■ **Exercise requirements**:
1) Name every place where the Nina Nesbitt article says she plays or will play a gig.
2) Answer these questions from the Nina Nesbitt article:
(a) How old is Nesbitt?
(b) What covers the back window of the van?
(c) Which artist is she supporting in Belfast?

■ **Source excerpt**:
-- start --

Nina Nesbitt: ‘I want people to laugh and cry to this album’

The 24-year-old Scottish artist is back with a second album after a tough four-year break


Nina Nesbitt is late. It's a cold, grey and blustery day and she's driving – well, her tour manager is driving her – down the M1 with a plastic sheet covering up the back window of their van after an attempted break-in, trying to make it to RTÉ on time for interviews to promote her second album The Sun Will Come Up, The Seasons Will Change. Having put in the graft this year with touring, driving halfway across the country in a van with no back window is a nice analogy for her determination to make it as a singer.

She came from Scotland the day before to play a gig in Belfast supporting Lewis Capaldi, and she’s playing the same support slot in Dublin’s The Helix, then driving back to Belfast to catch a ferry to Scotland for a gig in Inverness. Whirlwinds are her permanent state.

-- end --

■ **Information supplied**:
-- start --

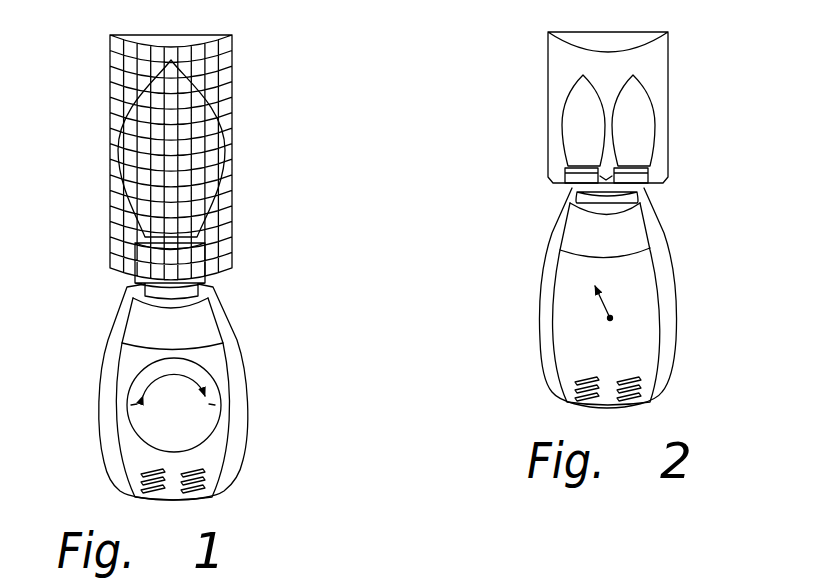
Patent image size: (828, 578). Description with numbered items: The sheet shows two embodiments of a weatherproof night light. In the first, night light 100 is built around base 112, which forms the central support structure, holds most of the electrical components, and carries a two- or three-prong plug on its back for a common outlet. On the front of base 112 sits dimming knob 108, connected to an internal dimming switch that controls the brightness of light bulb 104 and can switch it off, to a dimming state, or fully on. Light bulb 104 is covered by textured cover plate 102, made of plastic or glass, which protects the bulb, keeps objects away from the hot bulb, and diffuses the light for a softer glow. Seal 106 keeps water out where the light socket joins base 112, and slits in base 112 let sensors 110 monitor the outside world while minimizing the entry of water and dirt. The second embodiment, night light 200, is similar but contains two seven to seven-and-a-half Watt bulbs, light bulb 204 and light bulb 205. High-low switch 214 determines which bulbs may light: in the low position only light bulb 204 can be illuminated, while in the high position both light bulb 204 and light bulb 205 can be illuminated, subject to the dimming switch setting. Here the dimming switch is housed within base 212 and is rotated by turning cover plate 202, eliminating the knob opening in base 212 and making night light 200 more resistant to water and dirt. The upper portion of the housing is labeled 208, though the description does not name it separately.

-- end --

■ **Solution set**:
1) Belfast, The Helix in Dublin, Inverness

2)
(a) 24
(b) A plastic sheet
(c) Lewis Capaldi